TASK DESCRIPTION:
Rewrite the material below, swapping "insulation" for "insulator" wherever it occurs and leaving everything else unchanged.

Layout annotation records
* * *

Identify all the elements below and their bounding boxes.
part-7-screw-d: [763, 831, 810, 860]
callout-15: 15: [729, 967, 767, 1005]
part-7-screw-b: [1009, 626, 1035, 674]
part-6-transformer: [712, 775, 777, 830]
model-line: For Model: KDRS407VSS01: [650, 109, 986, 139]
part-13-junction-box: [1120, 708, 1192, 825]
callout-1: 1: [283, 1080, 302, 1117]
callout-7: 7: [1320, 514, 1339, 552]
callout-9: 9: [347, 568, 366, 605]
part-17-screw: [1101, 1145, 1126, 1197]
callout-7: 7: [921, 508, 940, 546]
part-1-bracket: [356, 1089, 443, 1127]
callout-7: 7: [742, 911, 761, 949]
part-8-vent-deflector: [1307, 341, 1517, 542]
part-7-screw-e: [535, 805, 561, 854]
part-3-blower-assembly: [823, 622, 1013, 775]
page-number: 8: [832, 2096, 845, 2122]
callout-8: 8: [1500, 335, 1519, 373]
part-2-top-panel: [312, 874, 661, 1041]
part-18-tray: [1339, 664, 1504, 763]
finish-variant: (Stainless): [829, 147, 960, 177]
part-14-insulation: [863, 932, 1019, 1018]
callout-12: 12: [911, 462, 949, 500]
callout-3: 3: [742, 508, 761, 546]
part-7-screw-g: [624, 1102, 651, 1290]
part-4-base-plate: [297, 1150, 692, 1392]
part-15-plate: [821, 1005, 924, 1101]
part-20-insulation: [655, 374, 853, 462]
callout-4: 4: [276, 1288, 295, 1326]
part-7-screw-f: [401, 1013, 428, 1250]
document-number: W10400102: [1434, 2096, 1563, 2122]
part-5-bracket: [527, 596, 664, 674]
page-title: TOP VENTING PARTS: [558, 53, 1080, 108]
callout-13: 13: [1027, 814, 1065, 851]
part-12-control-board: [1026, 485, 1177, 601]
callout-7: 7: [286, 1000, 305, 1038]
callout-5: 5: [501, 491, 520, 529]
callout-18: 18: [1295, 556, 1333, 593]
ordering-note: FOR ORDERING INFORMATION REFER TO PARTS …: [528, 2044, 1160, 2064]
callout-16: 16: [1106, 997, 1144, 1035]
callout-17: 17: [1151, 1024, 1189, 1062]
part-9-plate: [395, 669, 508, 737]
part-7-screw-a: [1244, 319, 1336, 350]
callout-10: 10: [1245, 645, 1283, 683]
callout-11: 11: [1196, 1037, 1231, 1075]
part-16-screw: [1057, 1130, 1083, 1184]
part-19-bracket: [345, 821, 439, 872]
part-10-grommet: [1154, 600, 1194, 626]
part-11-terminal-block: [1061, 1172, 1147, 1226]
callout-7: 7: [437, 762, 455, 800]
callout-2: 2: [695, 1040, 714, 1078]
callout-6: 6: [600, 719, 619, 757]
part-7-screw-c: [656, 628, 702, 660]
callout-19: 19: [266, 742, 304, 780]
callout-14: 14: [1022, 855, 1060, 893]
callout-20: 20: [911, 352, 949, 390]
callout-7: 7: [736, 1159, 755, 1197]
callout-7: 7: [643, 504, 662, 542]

* * *

THE REPLY:
Identify all the elements below and their bounding boxes.
part-7-screw-d: [763, 831, 810, 860]
callout-15: 15: [729, 967, 767, 1005]
part-7-screw-b: [1009, 626, 1035, 674]
part-6-transformer: [712, 775, 777, 830]
model-line: For Model: KDRS407VSS01: [650, 109, 986, 139]
part-13-junction-box: [1120, 708, 1192, 825]
callout-1: 1: [283, 1080, 302, 1117]
callout-7: 7: [1320, 514, 1339, 552]
callout-9: 9: [347, 568, 366, 605]
part-17-screw: [1101, 1145, 1126, 1197]
callout-7: 7: [921, 508, 940, 546]
part-1-bracket: [356, 1089, 443, 1127]
callout-7: 7: [742, 911, 761, 949]
part-8-vent-deflector: [1307, 341, 1517, 542]
part-7-screw-e: [535, 805, 561, 854]
part-3-blower-assembly: [823, 622, 1013, 775]
page-number: 8: [832, 2096, 845, 2122]
callout-8: 8: [1500, 335, 1519, 373]
part-2-top-panel: [312, 874, 661, 1041]
part-18-tray: [1339, 664, 1504, 763]
finish-variant: (Stainless): [829, 147, 960, 177]
part-14-insulator: [863, 932, 1019, 1018]
callout-12: 12: [911, 462, 949, 500]
callout-3: 3: [742, 508, 761, 546]
part-7-screw-g: [624, 1102, 651, 1290]
part-4-base-plate: [297, 1150, 692, 1392]
part-15-plate: [821, 1005, 924, 1101]
part-20-insulator: [655, 374, 853, 462]
callout-4: 4: [276, 1288, 295, 1326]
part-7-screw-f: [401, 1013, 428, 1250]
document-number: W10400102: [1434, 2096, 1563, 2122]
part-5-bracket: [527, 596, 664, 674]
page-title: TOP VENTING PARTS: [558, 53, 1080, 108]
callout-13: 13: [1027, 814, 1065, 851]
part-12-control-board: [1026, 485, 1177, 601]
callout-7: 7: [286, 1000, 305, 1038]
callout-5: 5: [501, 491, 520, 529]
callout-18: 18: [1295, 556, 1333, 593]
ordering-note: FOR ORDERING INFORMATION REFER TO PARTS …: [528, 2044, 1160, 2064]
callout-16: 16: [1106, 997, 1144, 1035]
callout-17: 17: [1151, 1024, 1189, 1062]
part-9-plate: [395, 669, 508, 737]
part-7-screw-a: [1244, 319, 1336, 350]
callout-10: 10: [1245, 645, 1283, 683]
callout-11: 11: [1196, 1037, 1231, 1075]
part-16-screw: [1057, 1130, 1083, 1184]
part-19-bracket: [345, 821, 439, 872]
part-10-grommet: [1154, 600, 1194, 626]
part-11-terminal-block: [1061, 1172, 1147, 1226]
callout-7: 7: [437, 762, 455, 800]
callout-2: 2: [695, 1040, 714, 1078]
callout-6: 6: [600, 719, 619, 757]
part-7-screw-c: [656, 628, 702, 660]
callout-19: 19: [266, 742, 304, 780]
callout-14: 14: [1022, 855, 1060, 893]
callout-20: 20: [911, 352, 949, 390]
callout-7: 7: [736, 1159, 755, 1197]
callout-7: 7: [643, 504, 662, 542]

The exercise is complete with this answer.